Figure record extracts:

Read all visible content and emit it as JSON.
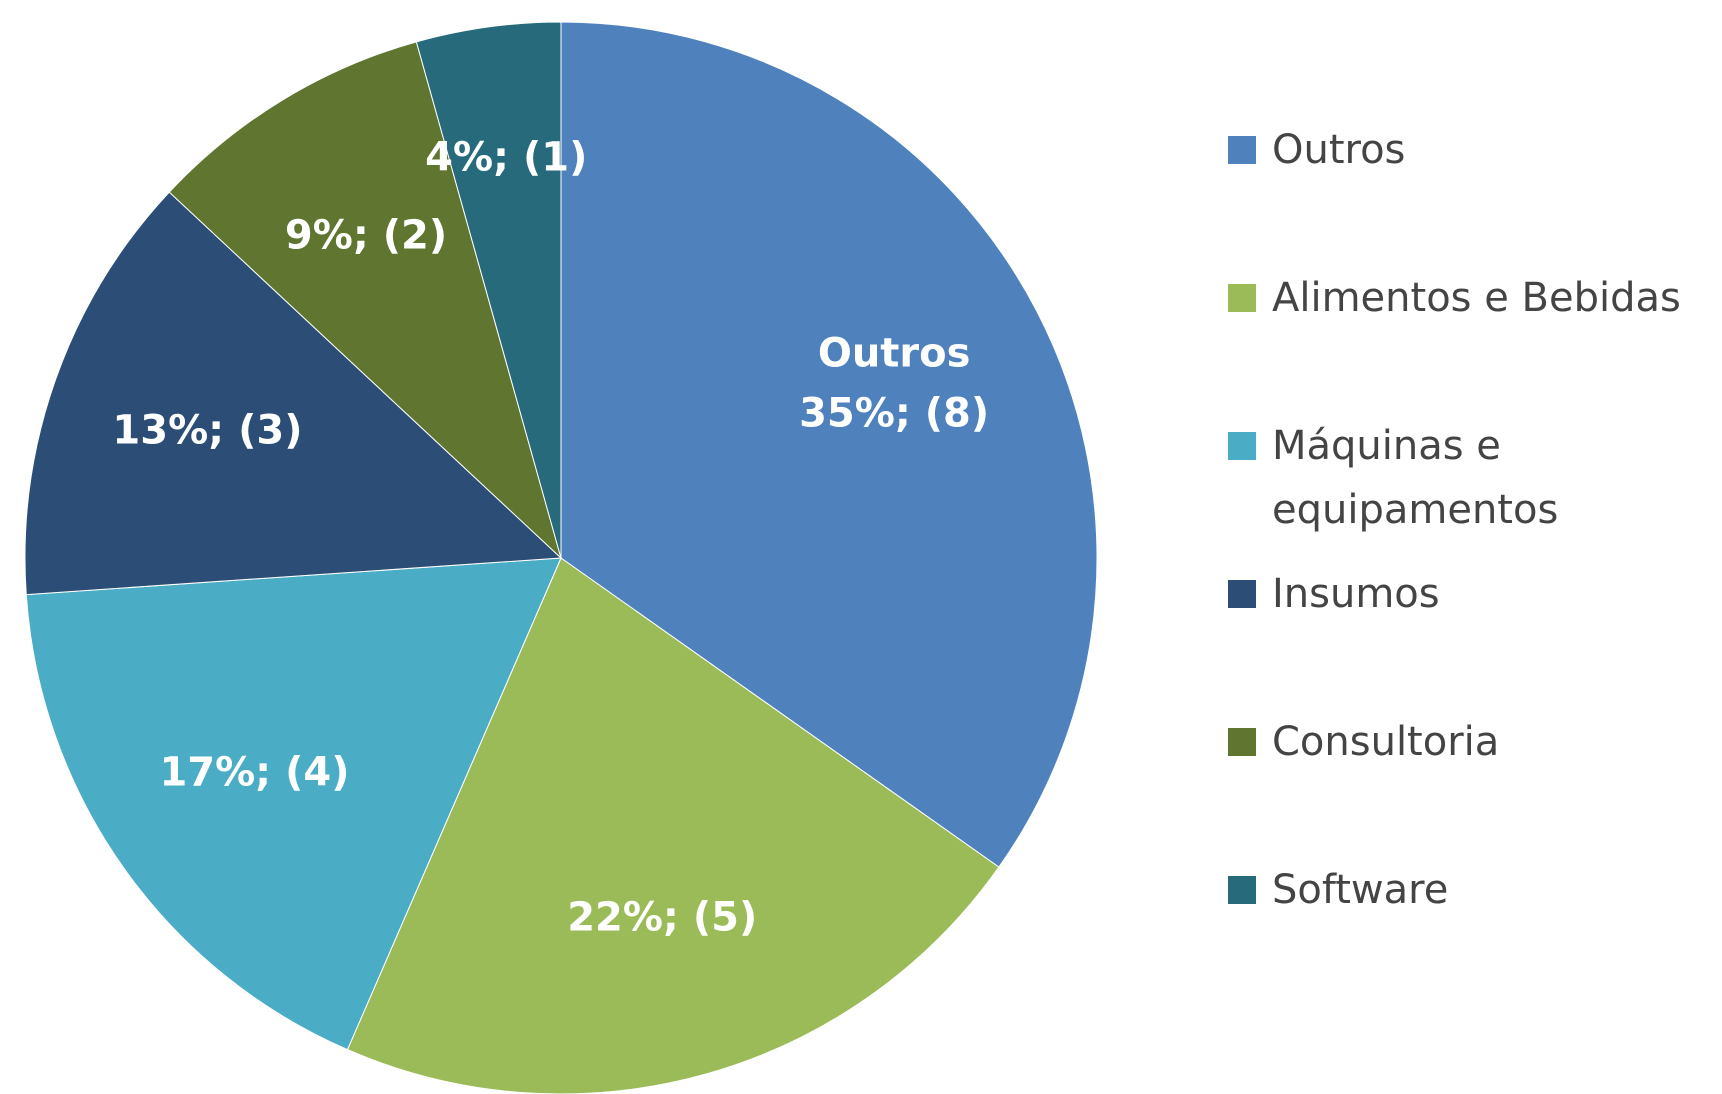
{
  "chart_data": {
    "type": "pie",
    "categories": [
      "Outros",
      "Alimentos e Bebidas",
      "Máquinas e equipamentos",
      "Insumos",
      "Consultoria",
      "Software"
    ],
    "values": [
      8,
      5,
      4,
      3,
      2,
      1
    ],
    "value_labels": [
      "35%; (8)",
      "22%; (5)",
      "17%; (4)",
      "13%; (3)",
      "9%; (2)",
      "4%; (1)"
    ],
    "colors": [
      "#4f81bd",
      "#9bbb59",
      "#4bacc6",
      "#2c4d75",
      "#5f7530",
      "#276a7c"
    ],
    "legend": "right"
  }
}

→ **GOAL**
Your task is to copy the entries in full and exactly, without any images.

→ **OUTPUT FOR THIS EXERCISE**
Read all visible content and emit it as JSON.
{
  "chart_data": {
    "type": "pie",
    "categories": [
      "Outros",
      "Alimentos e Bebidas",
      "Máquinas e equipamentos",
      "Insumos",
      "Consultoria",
      "Software"
    ],
    "values": [
      8,
      5,
      4,
      3,
      2,
      1
    ],
    "value_labels": [
      "35%; (8)",
      "22%; (5)",
      "17%; (4)",
      "13%; (3)",
      "9%; (2)",
      "4%; (1)"
    ],
    "colors": [
      "#4f81bd",
      "#9bbb59",
      "#4bacc6",
      "#2c4d75",
      "#5f7530",
      "#276a7c"
    ],
    "legend": "right"
  }
}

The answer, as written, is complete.